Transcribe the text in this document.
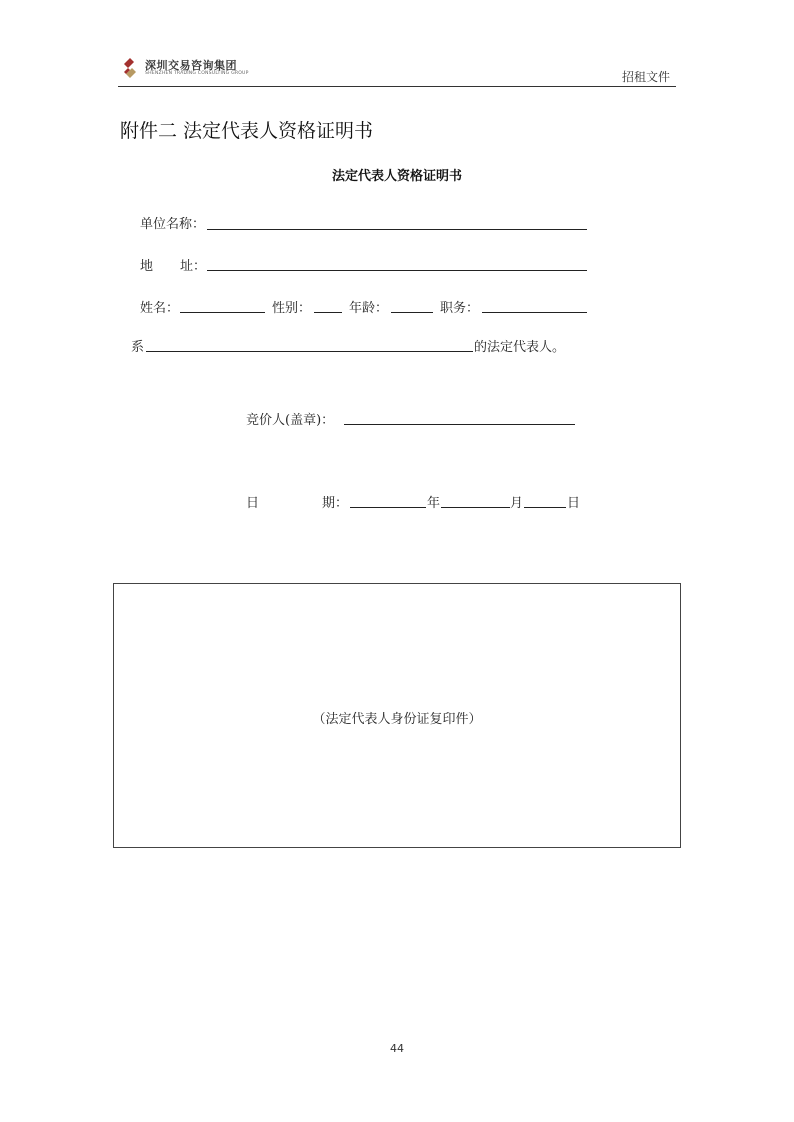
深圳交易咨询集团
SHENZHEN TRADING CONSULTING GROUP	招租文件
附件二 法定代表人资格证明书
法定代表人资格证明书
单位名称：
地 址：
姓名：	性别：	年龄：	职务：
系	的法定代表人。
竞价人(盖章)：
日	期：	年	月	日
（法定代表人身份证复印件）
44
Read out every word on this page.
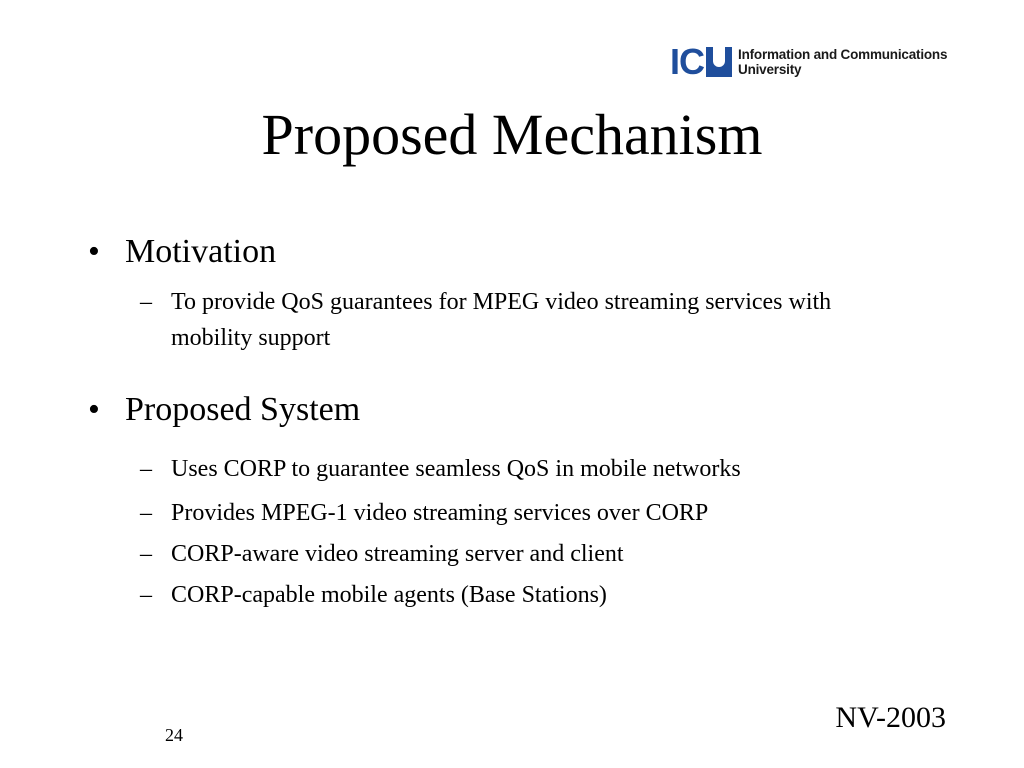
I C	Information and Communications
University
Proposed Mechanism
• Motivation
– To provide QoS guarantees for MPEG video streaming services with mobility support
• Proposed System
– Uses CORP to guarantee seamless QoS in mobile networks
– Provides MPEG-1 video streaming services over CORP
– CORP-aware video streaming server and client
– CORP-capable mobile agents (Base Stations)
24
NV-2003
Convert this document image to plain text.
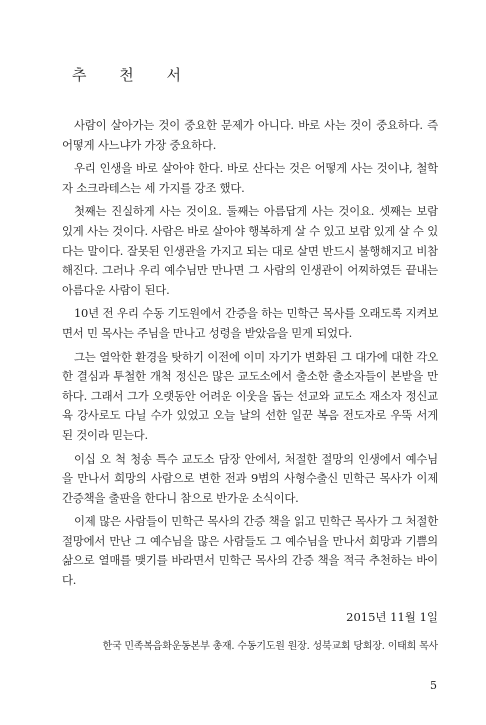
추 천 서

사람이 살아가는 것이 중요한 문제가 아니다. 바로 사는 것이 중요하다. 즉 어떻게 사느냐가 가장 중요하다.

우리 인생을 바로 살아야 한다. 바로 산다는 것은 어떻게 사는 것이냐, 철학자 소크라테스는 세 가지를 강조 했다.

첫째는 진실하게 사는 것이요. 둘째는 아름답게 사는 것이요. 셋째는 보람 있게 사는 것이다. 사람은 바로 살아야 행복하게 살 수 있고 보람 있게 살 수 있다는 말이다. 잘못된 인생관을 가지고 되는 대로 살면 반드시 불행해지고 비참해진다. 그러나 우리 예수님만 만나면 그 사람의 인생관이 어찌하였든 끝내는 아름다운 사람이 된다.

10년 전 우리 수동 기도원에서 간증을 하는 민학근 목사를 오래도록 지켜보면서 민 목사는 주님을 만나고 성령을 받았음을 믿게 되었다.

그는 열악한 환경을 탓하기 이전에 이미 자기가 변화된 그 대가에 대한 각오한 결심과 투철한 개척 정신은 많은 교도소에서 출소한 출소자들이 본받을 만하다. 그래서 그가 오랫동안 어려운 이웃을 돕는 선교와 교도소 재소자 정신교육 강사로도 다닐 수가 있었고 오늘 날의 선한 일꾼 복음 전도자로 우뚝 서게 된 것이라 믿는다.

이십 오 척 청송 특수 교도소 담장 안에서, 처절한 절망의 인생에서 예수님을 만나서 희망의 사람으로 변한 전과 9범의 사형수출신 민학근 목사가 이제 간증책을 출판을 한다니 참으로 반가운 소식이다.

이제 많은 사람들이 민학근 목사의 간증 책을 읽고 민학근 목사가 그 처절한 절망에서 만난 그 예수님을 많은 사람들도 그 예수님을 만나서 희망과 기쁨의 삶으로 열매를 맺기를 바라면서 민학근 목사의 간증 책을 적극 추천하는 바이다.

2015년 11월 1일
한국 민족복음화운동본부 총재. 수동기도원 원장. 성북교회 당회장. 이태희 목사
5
═══
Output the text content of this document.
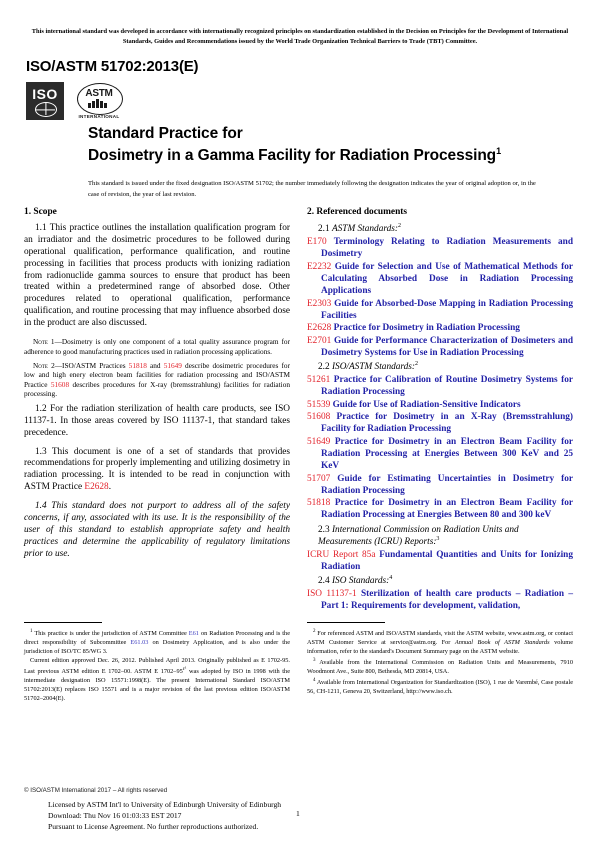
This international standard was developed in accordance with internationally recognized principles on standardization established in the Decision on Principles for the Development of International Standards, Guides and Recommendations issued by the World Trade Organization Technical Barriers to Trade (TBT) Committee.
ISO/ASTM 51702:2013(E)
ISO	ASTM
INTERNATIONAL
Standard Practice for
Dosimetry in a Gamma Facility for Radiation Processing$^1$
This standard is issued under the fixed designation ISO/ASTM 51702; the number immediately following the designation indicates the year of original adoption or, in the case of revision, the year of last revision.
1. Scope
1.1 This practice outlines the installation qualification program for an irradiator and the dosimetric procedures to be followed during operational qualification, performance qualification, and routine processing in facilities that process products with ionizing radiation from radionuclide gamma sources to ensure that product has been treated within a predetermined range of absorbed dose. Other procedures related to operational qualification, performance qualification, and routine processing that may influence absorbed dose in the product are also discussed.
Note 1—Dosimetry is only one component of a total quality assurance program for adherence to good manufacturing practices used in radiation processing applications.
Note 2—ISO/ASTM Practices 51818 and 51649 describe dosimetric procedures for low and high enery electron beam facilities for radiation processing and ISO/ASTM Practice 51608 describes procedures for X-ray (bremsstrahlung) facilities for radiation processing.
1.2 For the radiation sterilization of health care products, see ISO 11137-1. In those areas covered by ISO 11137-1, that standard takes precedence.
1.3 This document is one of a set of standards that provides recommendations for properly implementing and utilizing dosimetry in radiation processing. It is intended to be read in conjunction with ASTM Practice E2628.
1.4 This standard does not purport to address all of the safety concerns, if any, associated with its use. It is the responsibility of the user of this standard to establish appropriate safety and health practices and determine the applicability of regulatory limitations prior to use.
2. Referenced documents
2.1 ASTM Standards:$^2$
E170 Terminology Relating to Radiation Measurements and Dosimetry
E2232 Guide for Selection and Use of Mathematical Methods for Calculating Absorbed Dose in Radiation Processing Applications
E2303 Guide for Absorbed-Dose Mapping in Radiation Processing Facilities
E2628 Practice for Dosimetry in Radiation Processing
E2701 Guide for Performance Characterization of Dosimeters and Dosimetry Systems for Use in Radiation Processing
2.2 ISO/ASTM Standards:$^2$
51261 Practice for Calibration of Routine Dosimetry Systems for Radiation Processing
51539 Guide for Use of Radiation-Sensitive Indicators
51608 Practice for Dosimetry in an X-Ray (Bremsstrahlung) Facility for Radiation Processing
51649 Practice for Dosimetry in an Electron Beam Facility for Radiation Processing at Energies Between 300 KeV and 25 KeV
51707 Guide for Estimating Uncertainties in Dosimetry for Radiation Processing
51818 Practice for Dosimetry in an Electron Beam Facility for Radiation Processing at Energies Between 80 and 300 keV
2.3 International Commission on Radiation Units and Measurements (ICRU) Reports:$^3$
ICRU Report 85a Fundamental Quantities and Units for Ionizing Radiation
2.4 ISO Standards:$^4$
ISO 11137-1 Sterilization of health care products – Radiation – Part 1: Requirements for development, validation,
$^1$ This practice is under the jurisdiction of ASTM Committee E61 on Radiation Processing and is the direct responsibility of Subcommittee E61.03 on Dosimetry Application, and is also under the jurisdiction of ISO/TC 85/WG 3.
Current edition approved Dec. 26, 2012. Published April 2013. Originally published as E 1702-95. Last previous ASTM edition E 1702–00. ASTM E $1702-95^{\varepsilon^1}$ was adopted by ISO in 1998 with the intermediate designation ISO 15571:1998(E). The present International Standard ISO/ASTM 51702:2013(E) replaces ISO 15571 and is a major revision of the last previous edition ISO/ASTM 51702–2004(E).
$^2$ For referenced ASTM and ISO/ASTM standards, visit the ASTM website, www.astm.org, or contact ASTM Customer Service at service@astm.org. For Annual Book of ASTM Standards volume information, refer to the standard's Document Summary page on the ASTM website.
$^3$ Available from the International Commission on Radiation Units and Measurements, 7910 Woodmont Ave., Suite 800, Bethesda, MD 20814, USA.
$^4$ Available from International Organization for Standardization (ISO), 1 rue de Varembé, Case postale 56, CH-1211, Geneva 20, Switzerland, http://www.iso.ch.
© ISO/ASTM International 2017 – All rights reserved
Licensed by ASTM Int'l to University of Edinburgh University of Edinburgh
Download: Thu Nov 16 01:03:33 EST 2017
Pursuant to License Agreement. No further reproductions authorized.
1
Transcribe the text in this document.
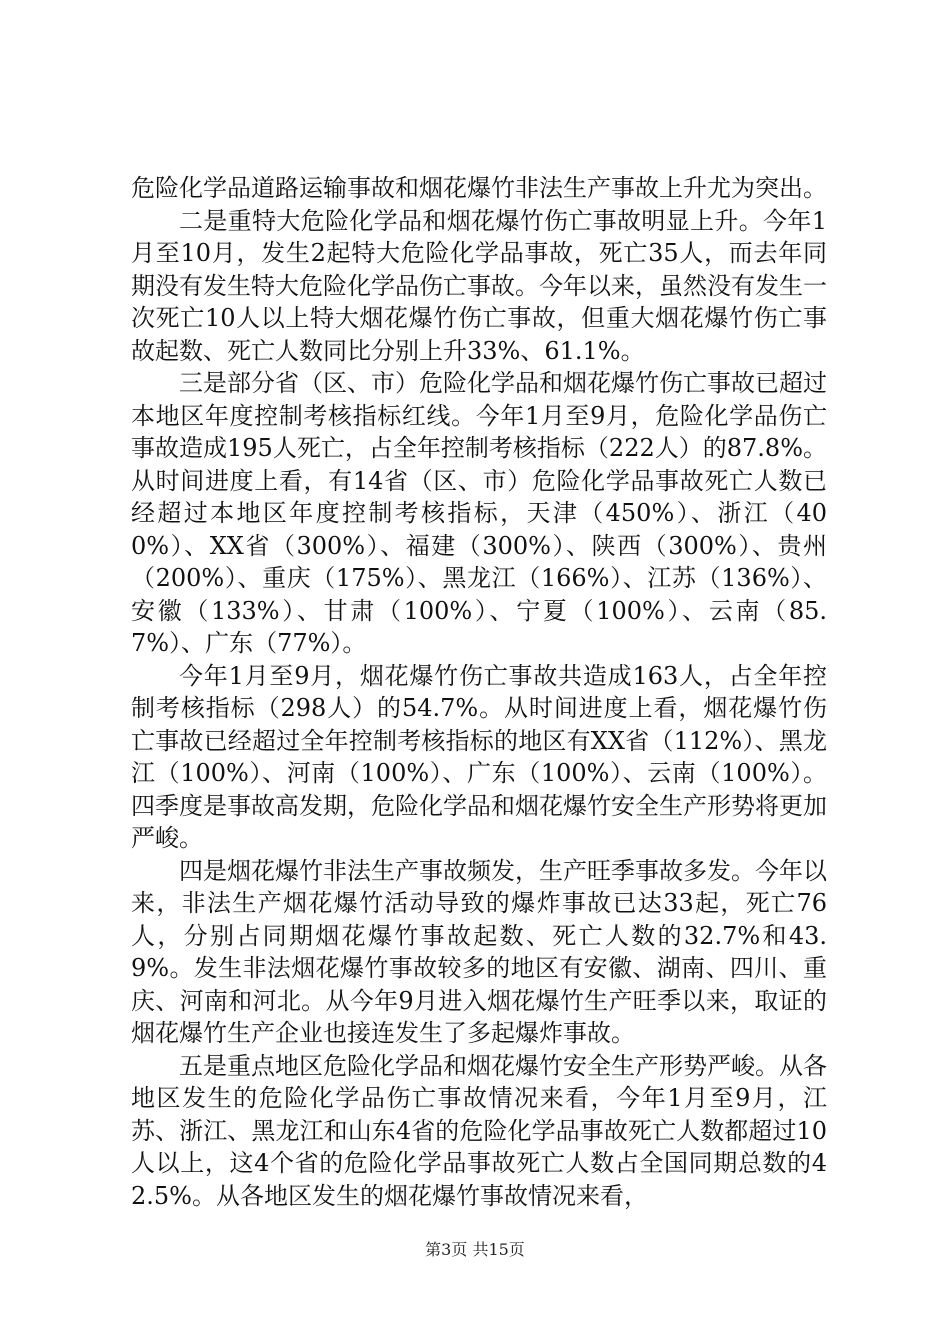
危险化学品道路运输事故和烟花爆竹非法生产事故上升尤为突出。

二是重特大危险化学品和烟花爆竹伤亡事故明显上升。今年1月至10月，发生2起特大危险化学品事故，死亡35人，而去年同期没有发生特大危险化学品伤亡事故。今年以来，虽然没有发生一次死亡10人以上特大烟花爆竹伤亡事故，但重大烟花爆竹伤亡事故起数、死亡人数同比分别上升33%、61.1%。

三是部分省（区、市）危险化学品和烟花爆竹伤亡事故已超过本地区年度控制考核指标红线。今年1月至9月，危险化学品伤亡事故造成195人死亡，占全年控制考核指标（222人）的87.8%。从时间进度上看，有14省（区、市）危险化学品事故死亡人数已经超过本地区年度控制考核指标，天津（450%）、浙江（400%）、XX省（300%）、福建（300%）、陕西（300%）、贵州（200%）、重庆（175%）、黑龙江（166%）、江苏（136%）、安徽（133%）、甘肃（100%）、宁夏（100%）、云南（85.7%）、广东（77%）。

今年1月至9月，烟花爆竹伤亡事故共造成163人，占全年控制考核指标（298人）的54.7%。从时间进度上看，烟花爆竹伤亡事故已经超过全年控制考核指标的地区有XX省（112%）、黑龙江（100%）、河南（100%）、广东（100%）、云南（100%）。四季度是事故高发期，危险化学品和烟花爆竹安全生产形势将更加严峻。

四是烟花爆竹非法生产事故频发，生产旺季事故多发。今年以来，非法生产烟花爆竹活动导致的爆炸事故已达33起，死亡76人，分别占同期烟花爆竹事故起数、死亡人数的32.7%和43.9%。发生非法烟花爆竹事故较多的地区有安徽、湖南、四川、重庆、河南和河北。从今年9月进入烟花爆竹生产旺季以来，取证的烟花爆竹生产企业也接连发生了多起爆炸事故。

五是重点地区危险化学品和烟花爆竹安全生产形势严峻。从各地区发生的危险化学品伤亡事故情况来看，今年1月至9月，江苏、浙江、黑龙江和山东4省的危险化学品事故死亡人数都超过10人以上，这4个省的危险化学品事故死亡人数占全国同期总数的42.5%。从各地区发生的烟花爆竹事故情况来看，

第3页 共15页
═══
What you have to do:
How many lines in the listing above contain the string "last"? Answer with the number only.

Task solution:
2